= Your task =
Reproduce the entries exactly.

----------

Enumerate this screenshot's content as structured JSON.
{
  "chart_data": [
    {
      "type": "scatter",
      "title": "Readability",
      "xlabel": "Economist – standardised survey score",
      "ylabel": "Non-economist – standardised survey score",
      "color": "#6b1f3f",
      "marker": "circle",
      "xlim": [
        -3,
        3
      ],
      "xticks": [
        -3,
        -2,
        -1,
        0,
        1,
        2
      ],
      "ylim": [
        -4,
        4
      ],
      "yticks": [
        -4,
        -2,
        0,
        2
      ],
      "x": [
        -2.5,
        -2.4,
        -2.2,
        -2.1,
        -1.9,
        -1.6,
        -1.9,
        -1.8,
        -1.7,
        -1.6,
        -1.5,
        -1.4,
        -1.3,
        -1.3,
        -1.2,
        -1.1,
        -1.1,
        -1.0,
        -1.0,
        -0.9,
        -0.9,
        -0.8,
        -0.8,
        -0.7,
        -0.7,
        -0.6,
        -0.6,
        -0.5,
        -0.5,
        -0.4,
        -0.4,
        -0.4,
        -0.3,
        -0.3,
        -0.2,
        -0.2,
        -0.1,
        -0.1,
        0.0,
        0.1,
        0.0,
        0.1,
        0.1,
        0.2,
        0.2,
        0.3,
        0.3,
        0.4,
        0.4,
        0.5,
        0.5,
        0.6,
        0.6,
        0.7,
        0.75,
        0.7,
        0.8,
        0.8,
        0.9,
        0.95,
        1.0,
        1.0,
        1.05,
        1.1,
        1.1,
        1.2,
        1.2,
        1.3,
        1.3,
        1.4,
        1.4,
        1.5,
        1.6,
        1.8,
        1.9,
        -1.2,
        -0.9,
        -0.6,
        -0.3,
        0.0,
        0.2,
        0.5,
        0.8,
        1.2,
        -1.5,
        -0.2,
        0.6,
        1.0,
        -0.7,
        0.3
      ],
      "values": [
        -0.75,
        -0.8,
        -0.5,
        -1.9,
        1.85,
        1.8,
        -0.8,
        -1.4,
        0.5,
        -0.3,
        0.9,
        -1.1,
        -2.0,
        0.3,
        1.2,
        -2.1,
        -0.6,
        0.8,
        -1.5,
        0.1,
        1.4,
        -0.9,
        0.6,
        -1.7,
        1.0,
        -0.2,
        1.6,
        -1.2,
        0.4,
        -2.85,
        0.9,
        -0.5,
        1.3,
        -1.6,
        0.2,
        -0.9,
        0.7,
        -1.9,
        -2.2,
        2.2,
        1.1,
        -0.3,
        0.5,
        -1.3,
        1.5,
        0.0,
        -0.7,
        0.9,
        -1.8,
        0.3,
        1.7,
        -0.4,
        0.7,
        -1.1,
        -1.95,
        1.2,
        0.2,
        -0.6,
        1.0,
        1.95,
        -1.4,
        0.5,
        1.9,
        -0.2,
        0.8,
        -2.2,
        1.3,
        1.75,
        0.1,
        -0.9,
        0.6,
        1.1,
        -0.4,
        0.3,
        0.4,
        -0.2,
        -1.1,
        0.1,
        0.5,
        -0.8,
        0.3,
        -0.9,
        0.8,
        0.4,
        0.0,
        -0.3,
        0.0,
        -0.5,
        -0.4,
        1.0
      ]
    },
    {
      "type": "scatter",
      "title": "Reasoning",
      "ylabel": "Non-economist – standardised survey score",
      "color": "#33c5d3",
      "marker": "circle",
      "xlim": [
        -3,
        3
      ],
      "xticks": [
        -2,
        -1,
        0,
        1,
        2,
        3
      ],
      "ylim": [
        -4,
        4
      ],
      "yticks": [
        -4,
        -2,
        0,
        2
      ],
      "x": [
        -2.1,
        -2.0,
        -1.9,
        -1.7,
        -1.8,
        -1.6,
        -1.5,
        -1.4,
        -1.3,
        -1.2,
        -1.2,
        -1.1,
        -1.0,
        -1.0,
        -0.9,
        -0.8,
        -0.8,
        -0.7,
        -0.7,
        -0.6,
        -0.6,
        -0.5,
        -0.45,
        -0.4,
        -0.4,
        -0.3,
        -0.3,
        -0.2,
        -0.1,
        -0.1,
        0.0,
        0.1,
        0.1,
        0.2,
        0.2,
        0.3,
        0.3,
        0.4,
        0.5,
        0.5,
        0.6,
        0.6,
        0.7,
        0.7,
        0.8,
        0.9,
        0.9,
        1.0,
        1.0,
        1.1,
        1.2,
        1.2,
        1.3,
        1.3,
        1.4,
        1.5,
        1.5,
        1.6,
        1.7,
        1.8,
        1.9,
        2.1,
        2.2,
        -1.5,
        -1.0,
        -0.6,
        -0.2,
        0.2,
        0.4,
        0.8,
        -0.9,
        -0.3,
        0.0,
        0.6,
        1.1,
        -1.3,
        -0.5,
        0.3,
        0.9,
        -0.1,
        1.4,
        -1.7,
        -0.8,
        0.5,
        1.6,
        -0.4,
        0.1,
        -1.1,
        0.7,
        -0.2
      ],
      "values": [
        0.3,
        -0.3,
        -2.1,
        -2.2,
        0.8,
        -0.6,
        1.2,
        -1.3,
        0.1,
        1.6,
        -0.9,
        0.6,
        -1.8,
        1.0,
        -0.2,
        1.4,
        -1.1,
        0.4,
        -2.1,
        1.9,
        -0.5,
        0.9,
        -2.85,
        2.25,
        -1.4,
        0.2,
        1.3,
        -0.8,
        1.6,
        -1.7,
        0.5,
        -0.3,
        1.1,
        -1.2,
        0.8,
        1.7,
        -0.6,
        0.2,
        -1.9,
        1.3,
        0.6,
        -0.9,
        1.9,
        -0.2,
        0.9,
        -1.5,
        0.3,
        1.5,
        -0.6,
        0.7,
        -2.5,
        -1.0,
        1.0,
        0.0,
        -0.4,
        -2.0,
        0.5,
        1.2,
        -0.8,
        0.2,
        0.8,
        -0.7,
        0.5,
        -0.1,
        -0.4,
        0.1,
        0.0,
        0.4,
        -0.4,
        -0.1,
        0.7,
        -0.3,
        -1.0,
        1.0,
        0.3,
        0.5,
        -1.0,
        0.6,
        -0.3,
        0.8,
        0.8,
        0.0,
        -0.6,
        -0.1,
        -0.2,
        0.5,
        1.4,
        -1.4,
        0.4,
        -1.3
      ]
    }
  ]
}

----------

= Exercise answer =
Enumerate this screenshot's content as structured JSON.
{
  "chart_data": [
    {
      "type": "scatter",
      "title": "Readability",
      "xlabel": "Economist – standardised survey score",
      "ylabel": "Non-economist – standardised survey score",
      "color": "#6b1f3f",
      "marker": "circle",
      "xlim": [
        -3,
        3
      ],
      "xticks": [
        -3,
        -2,
        -1,
        0,
        1,
        2
      ],
      "ylim": [
        -4,
        4
      ],
      "yticks": [
        -4,
        -2,
        0,
        2
      ],
      "x": [
        -2.5,
        -2.4,
        -2.2,
        -2.1,
        -1.9,
        -1.6,
        -1.9,
        -1.8,
        -1.7,
        -1.6,
        -1.5,
        -1.4,
        -1.3,
        -1.3,
        -1.2,
        -1.1,
        -1.1,
        -1.0,
        -1.0,
        -0.9,
        -0.9,
        -0.8,
        -0.8,
        -0.7,
        -0.7,
        -0.6,
        -0.6,
        -0.5,
        -0.5,
        -0.4,
        -0.4,
        -0.4,
        -0.3,
        -0.3,
        -0.2,
        -0.2,
        -0.1,
        -0.1,
        0.0,
        0.1,
        0.0,
        0.1,
        0.1,
        0.2,
        0.2,
        0.3,
        0.3,
        0.4,
        0.4,
        0.5,
        0.5,
        0.6,
        0.6,
        0.7,
        0.75,
        0.7,
        0.8,
        0.8,
        0.9,
        0.95,
        1.0,
        1.0,
        1.05,
        1.1,
        1.1,
        1.2,
        1.2,
        1.3,
        1.3,
        1.4,
        1.4,
        1.5,
        1.6,
        1.8,
        1.9,
        -1.2,
        -0.9,
        -0.6,
        -0.3,
        0.0,
        0.2,
        0.5,
        0.8,
        1.2,
        -1.5,
        -0.2,
        0.6,
        1.0,
        -0.7,
        0.3
      ],
      "values": [
        -0.75,
        -0.8,
        -0.5,
        -1.9,
        1.85,
        1.8,
        -0.8,
        -1.4,
        0.5,
        -0.3,
        0.9,
        -1.1,
        -2.0,
        0.3,
        1.2,
        -2.1,
        -0.6,
        0.8,
        -1.5,
        0.1,
        1.4,
        -0.9,
        0.6,
        -1.7,
        1.0,
        -0.2,
        1.6,
        -1.2,
        0.4,
        -2.85,
        0.9,
        -0.5,
        1.3,
        -1.6,
        0.2,
        -0.9,
        0.7,
        -1.9,
        -2.2,
        2.2,
        1.1,
        -0.3,
        0.5,
        -1.3,
        1.5,
        0.0,
        -0.7,
        0.9,
        -1.8,
        0.3,
        1.7,
        -0.4,
        0.7,
        -1.1,
        -1.95,
        1.2,
        0.2,
        -0.6,
        1.0,
        1.95,
        -1.4,
        0.5,
        1.9,
        -0.2,
        0.8,
        -2.2,
        1.3,
        1.75,
        0.1,
        -0.9,
        0.6,
        1.1,
        -0.4,
        0.3,
        0.4,
        -0.2,
        -1.1,
        0.1,
        0.5,
        -0.8,
        0.3,
        -0.9,
        0.8,
        0.4,
        0.0,
        -0.3,
        0.0,
        -0.5,
        -0.4,
        1.0
      ]
    },
    {
      "type": "scatter",
      "title": "Reasoning",
      "ylabel": "Non-economist – standardised survey score",
      "color": "#33c5d3",
      "marker": "circle",
      "xlim": [
        -3,
        3
      ],
      "xticks": [
        -2,
        -1,
        0,
        1,
        2,
        3
      ],
      "ylim": [
        -4,
        4
      ],
      "yticks": [
        -4,
        -2,
        0,
        2
      ],
      "x": [
        -2.1,
        -2.0,
        -1.9,
        -1.7,
        -1.8,
        -1.6,
        -1.5,
        -1.4,
        -1.3,
        -1.2,
        -1.2,
        -1.1,
        -1.0,
        -1.0,
        -0.9,
        -0.8,
        -0.8,
        -0.7,
        -0.7,
        -0.6,
        -0.6,
        -0.5,
        -0.45,
        -0.4,
        -0.4,
        -0.3,
        -0.3,
        -0.2,
        -0.1,
        -0.1,
        0.0,
        0.1,
        0.1,
        0.2,
        0.2,
        0.3,
        0.3,
        0.4,
        0.5,
        0.5,
        0.6,
        0.6,
        0.7,
        0.7,
        0.8,
        0.9,
        0.9,
        1.0,
        1.0,
        1.1,
        1.2,
        1.2,
        1.3,
        1.3,
        1.4,
        1.5,
        1.5,
        1.6,
        1.7,
        1.8,
        1.9,
        2.1,
        2.2,
        -1.5,
        -1.0,
        -0.6,
        -0.2,
        0.2,
        0.4,
        0.8,
        -0.9,
        -0.3,
        0.0,
        0.6,
        1.1,
        -1.3,
        -0.5,
        0.3,
        0.9,
        -0.1,
        1.4,
        -1.7,
        -0.8,
        0.5,
        1.6,
        -0.4,
        0.1,
        -1.1,
        0.7,
        -0.2
      ],
      "values": [
        0.3,
        -0.3,
        -2.1,
        -2.2,
        0.8,
        -0.6,
        1.2,
        -1.3,
        0.1,
        1.6,
        -0.9,
        0.6,
        -1.8,
        1.0,
        -0.2,
        1.4,
        -1.1,
        0.4,
        -2.1,
        1.9,
        -0.5,
        0.9,
        -2.85,
        2.25,
        -1.4,
        0.2,
        1.3,
        -0.8,
        1.6,
        -1.7,
        0.5,
        -0.3,
        1.1,
        -1.2,
        0.8,
        1.7,
        -0.6,
        0.2,
        -1.9,
        1.3,
        0.6,
        -0.9,
        1.9,
        -0.2,
        0.9,
        -1.5,
        0.3,
        1.5,
        -0.6,
        0.7,
        -2.5,
        -1.0,
        1.0,
        0.0,
        -0.4,
        -2.0,
        0.5,
        1.2,
        -0.8,
        0.2,
        0.8,
        -0.7,
        0.5,
        -0.1,
        -0.4,
        0.1,
        0.0,
        0.4,
        -0.4,
        -0.1,
        0.7,
        -0.3,
        -1.0,
        1.0,
        0.3,
        0.5,
        -1.0,
        0.6,
        -0.3,
        0.8,
        0.8,
        0.0,
        -0.6,
        -0.1,
        -0.2,
        0.5,
        1.4,
        -1.4,
        0.4,
        -1.3
      ]
    }
  ]
}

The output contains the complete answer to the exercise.